Nothing may be dropped or altered: reproduce all the data.

◆ **PROVIDED DATA**
+++

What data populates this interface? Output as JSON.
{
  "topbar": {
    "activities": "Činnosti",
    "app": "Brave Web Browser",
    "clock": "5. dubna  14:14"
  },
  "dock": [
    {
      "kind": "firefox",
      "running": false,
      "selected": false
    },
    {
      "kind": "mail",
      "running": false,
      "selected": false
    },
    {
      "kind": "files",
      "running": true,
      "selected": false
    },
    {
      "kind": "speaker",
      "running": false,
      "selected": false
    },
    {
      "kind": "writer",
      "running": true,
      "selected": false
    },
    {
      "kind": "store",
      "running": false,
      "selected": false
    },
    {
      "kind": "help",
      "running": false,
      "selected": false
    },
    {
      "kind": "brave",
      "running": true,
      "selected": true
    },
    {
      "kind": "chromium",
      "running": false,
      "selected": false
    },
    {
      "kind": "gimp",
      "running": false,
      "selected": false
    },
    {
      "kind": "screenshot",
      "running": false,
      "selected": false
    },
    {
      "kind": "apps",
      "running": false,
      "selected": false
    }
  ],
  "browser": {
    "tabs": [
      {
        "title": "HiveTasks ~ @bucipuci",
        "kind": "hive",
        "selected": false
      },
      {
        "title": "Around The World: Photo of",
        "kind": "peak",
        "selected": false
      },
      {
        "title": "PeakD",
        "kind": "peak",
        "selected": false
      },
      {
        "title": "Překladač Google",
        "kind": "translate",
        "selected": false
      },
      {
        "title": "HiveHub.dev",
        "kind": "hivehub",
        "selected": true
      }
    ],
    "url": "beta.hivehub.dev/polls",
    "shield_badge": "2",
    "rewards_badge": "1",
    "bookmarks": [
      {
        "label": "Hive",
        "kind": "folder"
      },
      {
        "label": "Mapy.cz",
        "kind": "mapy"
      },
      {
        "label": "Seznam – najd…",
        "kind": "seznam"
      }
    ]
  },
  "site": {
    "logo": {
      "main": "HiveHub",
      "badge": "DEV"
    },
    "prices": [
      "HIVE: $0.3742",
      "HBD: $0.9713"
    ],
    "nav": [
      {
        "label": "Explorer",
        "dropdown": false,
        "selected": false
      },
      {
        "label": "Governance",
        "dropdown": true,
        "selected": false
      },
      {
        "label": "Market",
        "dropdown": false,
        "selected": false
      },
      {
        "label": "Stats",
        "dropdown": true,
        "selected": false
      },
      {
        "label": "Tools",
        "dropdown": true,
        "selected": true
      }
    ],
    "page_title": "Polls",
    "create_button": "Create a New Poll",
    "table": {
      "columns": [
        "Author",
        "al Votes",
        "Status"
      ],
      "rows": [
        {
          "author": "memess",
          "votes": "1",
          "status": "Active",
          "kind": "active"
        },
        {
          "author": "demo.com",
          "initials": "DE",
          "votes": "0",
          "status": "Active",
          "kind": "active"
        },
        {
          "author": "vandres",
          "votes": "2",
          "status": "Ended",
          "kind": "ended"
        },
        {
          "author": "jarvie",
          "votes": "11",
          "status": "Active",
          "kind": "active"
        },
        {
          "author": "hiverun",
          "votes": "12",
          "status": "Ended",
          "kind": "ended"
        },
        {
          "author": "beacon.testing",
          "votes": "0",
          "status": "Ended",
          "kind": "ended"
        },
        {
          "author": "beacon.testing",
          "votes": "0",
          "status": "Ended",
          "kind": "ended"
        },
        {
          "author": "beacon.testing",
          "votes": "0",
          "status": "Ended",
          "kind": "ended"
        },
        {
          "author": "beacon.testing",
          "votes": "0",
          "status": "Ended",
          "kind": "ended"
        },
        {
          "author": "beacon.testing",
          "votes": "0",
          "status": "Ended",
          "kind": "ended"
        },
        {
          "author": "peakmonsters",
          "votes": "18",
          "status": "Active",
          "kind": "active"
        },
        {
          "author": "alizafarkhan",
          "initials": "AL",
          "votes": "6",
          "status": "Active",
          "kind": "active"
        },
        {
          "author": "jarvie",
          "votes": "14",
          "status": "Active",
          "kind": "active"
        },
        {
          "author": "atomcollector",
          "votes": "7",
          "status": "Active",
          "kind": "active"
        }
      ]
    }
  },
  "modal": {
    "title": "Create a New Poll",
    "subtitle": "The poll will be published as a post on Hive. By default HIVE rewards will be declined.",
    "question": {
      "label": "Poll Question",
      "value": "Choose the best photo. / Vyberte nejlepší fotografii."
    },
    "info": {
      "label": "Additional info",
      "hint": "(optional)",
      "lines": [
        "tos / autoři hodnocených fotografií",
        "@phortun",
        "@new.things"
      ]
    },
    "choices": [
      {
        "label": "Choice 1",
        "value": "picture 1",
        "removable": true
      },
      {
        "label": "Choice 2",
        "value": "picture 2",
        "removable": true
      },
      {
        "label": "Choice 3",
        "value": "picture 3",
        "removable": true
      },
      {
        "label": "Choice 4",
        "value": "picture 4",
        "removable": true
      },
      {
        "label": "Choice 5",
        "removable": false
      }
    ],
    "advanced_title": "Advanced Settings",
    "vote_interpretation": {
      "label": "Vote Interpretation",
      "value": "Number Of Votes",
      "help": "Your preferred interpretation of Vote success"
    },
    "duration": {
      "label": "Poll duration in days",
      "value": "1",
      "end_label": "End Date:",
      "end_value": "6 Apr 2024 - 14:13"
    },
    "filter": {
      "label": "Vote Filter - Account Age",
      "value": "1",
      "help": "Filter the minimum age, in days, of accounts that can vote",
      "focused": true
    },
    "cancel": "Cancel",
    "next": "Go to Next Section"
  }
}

+++

◆ **PROBLEM SOLUTION**
What data populates this interface? Output as JSON.
{
  "topbar": {
    "activities": "Činnosti",
    "app": "Brave Web Browser",
    "clock": "5. dubna  14:14"
  },
  "dock": [
    {
      "kind": "firefox",
      "running": false,
      "selected": false
    },
    {
      "kind": "mail",
      "running": false,
      "selected": false
    },
    {
      "kind": "files",
      "running": true,
      "selected": false
    },
    {
      "kind": "speaker",
      "running": false,
      "selected": false
    },
    {
      "kind": "writer",
      "running": true,
      "selected": false
    },
    {
      "kind": "store",
      "running": false,
      "selected": false
    },
    {
      "kind": "help",
      "running": false,
      "selected": false
    },
    {
      "kind": "brave",
      "running": true,
      "selected": true
    },
    {
      "kind": "chromium",
      "running": false,
      "selected": false
    },
    {
      "kind": "gimp",
      "running": false,
      "selected": false
    },
    {
      "kind": "screenshot",
      "running": false,
      "selected": false
    },
    {
      "kind": "apps",
      "running": false,
      "selected": false
    }
  ],
  "browser": {
    "tabs": [
      {
        "title": "HiveTasks ~ @bucipuci",
        "kind": "hive",
        "selected": false
      },
      {
        "title": "Around The World: Photo of",
        "kind": "peak",
        "selected": false
      },
      {
        "title": "PeakD",
        "kind": "peak",
        "selected": false
      },
      {
        "title": "Překladač Google",
        "kind": "translate",
        "selected": false
      },
      {
        "title": "HiveHub.dev",
        "kind": "hivehub",
        "selected": true
      }
    ],
    "url": "beta.hivehub.dev/polls",
    "shield_badge": "2",
    "rewards_badge": "1",
    "bookmarks": [
      {
        "label": "Hive",
        "kind": "folder"
      },
      {
        "label": "Mapy.cz",
        "kind": "mapy"
      },
      {
        "label": "Seznam – najd…",
        "kind": "seznam"
      }
    ]
  },
  "site": {
    "logo": {
      "main": "HiveHub",
      "badge": "DEV"
    },
    "prices": [
      "HIVE: $0.3742",
      "HBD: $0.9713"
    ],
    "nav": [
      {
        "label": "Explorer",
        "dropdown": false,
        "selected": false
      },
      {
        "label": "Governance",
        "dropdown": true,
        "selected": false
      },
      {
        "label": "Market",
        "dropdown": false,
        "selected": false
      },
      {
        "label": "Stats",
        "dropdown": true,
        "selected": false
      },
      {
        "label": "Tools",
        "dropdown": true,
        "selected": true
      }
    ],
    "page_title": "Polls",
    "create_button": "Create a New Poll",
    "table": {
      "columns": [
        "Author",
        "al Votes",
        "Status"
      ],
      "rows": [
        {
          "author": "memess",
          "votes": "1",
          "status": "Active",
          "kind": "active"
        },
        {
          "author": "demo.com",
          "initials": "DE",
          "votes": "0",
          "status": "Active",
          "kind": "active"
        },
        {
          "author": "vandres",
          "votes": "2",
          "status": "Ended",
          "kind": "ended"
        },
        {
          "author": "jarvie",
          "votes": "11",
          "status": "Active",
          "kind": "active"
        },
        {
          "author": "hiverun",
          "votes": "12",
          "status": "Ended",
          "kind": "ended"
        },
        {
          "author": "beacon.testing",
          "votes": "0",
          "status": "Ended",
          "kind": "ended"
        },
        {
          "author": "beacon.testing",
          "votes": "0",
          "status": "Ended",
          "kind": "ended"
        },
        {
          "author": "beacon.testing",
          "votes": "0",
          "status": "Ended",
          "kind": "ended"
        },
        {
          "author": "beacon.testing",
          "votes": "0",
          "status": "Ended",
          "kind": "ended"
        },
        {
          "author": "beacon.testing",
          "votes": "0",
          "status": "Ended",
          "kind": "ended"
        },
        {
          "author": "peakmonsters",
          "votes": "18",
          "status": "Active",
          "kind": "active"
        },
        {
          "author": "alizafarkhan",
          "initials": "AL",
          "votes": "6",
          "status": "Active",
          "kind": "active"
        },
        {
          "author": "jarvie",
          "votes": "14",
          "status": "Active",
          "kind": "active"
        },
        {
          "author": "atomcollector",
          "votes": "7",
          "status": "Active",
          "kind": "active"
        }
      ]
    }
  },
  "modal": {
    "title": "Create a New Poll",
    "subtitle": "The poll will be published as a post on Hive. By default HIVE rewards will be declined.",
    "question": {
      "label": "Poll Question",
      "value": "Choose the best photo. / Vyberte nejlepší fotografii."
    },
    "info": {
      "label": "Additional info",
      "hint": "(optional)",
      "lines": [
        "tos / autoři hodnocených fotografií",
        "@phortun",
        "@new.things"
      ]
    },
    "choices": [
      {
        "label": "Choice 1",
        "value": "picture 1",
        "removable": true
      },
      {
        "label": "Choice 2",
        "value": "picture 2",
        "removable": true
      },
      {
        "label": "Choice 3",
        "value": "picture 3",
        "removable": true
      },
      {
        "label": "Choice 4",
        "value": "picture 4",
        "removable": true
      },
      {
        "label": "Choice 5",
        "removable": false
      }
    ],
    "advanced_title": "Advanced Settings",
    "vote_interpretation": {
      "label": "Vote Interpretation",
      "value": "Number Of Votes",
      "help": "Your preferred interpretation of Vote success"
    },
    "duration": {
      "label": "Poll duration in days",
      "value": "1",
      "end_label": "End Date:",
      "end_value": "6 Apr 2024 - 14:13"
    },
    "filter": {
      "label": "Vote Filter - Account Age",
      "value": "1",
      "help": "Filter the minimum age, in days, of accounts that can vote",
      "focused": true
    },
    "cancel": "Cancel",
    "next": "Go to Next Section"
  }
}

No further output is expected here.